### MATERIAL PROVIDED
● ● ● ●

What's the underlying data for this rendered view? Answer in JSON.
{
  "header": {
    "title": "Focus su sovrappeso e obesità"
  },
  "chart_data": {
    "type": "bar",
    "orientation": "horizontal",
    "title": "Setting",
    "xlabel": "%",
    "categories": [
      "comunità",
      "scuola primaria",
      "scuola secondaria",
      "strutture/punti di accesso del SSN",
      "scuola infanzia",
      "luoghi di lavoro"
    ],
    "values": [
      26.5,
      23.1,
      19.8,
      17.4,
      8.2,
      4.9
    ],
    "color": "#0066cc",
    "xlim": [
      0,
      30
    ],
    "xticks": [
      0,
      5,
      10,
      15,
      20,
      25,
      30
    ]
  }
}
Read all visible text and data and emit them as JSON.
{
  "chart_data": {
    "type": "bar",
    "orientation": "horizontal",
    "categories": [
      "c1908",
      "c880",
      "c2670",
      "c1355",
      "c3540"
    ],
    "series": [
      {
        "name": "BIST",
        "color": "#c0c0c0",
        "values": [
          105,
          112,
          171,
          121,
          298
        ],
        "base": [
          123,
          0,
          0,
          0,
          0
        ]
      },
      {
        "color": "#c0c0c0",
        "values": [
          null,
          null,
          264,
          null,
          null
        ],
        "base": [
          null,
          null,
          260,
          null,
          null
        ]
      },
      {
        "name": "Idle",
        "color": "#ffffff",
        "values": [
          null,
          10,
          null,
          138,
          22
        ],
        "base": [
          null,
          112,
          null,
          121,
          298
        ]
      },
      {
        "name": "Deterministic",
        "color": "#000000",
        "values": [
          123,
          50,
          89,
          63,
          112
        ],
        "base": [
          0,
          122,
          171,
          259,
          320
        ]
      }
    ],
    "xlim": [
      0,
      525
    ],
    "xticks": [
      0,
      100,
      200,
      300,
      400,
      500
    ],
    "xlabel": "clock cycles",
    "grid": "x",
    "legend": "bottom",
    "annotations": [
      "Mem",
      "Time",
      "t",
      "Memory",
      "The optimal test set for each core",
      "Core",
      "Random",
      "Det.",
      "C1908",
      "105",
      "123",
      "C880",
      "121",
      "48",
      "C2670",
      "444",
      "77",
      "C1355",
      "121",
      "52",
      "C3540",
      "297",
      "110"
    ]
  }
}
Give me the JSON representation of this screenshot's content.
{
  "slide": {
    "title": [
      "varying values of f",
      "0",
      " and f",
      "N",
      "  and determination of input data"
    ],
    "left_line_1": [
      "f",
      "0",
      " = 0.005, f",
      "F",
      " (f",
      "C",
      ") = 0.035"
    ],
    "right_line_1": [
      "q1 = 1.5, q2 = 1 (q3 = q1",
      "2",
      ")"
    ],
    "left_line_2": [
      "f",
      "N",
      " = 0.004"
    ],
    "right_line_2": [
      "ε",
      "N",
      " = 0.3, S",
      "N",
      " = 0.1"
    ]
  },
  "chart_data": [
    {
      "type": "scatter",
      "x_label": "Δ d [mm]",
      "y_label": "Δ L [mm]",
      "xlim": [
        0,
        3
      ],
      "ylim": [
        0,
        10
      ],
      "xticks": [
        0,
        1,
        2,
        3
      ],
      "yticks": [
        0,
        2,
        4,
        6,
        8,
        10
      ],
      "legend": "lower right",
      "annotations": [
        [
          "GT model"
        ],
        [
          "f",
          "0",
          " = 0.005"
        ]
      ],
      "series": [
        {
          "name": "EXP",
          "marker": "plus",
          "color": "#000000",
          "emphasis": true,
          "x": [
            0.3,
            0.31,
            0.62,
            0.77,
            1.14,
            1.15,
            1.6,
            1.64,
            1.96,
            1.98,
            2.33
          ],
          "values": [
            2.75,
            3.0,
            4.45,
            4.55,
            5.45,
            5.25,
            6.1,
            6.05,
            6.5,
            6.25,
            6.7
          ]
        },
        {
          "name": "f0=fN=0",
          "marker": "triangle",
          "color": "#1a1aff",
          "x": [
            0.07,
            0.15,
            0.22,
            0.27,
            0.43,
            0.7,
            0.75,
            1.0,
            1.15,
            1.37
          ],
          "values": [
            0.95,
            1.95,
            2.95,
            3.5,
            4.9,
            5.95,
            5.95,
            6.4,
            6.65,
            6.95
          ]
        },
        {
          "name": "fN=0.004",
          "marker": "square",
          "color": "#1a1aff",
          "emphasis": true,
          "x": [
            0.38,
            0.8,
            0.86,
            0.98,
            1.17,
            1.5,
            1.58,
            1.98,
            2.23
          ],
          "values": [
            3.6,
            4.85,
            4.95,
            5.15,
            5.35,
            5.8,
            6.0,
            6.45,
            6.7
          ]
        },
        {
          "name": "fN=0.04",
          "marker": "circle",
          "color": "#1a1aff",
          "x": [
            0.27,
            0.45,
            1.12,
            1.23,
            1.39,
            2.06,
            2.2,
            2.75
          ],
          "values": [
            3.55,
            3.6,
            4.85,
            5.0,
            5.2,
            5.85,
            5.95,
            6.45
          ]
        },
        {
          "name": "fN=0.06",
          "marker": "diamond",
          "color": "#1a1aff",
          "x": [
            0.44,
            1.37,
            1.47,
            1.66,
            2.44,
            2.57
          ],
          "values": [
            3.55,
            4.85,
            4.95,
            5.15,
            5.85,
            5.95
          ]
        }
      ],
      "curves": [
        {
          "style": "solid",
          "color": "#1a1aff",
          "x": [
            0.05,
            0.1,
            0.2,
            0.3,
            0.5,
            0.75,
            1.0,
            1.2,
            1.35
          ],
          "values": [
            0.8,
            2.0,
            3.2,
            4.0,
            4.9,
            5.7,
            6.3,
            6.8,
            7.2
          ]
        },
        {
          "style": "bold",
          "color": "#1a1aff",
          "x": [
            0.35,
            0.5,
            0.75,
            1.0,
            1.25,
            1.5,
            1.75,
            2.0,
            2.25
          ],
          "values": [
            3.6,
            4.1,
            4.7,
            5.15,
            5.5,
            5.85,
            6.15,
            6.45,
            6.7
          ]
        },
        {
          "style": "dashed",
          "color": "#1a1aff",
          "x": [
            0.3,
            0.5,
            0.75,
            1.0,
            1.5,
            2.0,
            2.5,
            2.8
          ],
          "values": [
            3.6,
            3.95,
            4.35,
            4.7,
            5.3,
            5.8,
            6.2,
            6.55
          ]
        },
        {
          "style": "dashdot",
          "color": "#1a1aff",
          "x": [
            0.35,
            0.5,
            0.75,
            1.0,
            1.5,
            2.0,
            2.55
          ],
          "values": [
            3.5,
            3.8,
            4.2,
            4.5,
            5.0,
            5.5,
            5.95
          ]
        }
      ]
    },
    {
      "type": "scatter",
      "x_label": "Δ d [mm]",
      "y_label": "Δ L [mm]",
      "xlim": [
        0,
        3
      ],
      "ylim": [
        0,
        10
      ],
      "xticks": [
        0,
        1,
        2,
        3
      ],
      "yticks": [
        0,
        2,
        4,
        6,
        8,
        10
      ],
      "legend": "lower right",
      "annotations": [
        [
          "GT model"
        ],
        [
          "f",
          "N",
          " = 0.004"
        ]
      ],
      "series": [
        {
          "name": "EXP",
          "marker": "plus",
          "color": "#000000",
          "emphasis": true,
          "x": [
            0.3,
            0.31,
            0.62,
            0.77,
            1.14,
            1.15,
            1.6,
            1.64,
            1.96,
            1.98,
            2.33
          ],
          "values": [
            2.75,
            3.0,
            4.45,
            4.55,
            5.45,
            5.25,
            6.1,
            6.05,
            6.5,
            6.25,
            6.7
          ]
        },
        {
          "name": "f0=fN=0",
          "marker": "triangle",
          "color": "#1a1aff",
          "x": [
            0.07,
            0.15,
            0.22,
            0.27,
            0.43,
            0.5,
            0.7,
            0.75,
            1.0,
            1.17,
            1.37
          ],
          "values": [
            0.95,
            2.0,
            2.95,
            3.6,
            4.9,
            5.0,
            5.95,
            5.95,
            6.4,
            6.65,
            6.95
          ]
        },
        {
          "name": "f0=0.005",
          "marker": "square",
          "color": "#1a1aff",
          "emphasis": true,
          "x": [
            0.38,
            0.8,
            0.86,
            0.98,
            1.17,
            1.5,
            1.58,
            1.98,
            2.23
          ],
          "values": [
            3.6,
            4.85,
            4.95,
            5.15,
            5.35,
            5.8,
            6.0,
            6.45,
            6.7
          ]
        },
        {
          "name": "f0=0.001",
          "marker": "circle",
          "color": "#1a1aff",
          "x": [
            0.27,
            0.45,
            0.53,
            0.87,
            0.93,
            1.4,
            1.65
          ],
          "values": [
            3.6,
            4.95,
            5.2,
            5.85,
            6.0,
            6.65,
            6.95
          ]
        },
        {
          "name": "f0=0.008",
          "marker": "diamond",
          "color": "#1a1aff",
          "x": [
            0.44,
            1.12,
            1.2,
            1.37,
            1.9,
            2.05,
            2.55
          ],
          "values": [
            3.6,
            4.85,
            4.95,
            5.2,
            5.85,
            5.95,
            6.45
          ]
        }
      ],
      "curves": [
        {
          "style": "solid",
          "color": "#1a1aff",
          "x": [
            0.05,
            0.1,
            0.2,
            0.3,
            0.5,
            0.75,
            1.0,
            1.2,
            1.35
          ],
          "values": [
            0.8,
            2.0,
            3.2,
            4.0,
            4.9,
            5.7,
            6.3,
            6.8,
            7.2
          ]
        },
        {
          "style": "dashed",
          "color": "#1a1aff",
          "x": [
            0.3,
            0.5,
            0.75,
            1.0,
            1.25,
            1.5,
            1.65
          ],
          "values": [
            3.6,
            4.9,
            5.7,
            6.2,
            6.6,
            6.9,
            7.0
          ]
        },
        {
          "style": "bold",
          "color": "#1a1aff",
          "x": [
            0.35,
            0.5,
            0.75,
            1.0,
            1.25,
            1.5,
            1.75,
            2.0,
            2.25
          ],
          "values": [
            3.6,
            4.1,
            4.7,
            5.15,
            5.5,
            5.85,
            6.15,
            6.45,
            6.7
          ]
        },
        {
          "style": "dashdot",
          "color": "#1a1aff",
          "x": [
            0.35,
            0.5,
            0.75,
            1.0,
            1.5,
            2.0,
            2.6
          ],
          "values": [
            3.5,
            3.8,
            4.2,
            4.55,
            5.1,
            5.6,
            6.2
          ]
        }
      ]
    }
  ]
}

● ● ● ●

### WHAT TO PRODUCE
Find the word "scuola" in the entries, and copy every line it shows up in.

### SOLVED PROBLEM
      "scuola primaria",
      "scuola secondaria",
      "scuola infanzia",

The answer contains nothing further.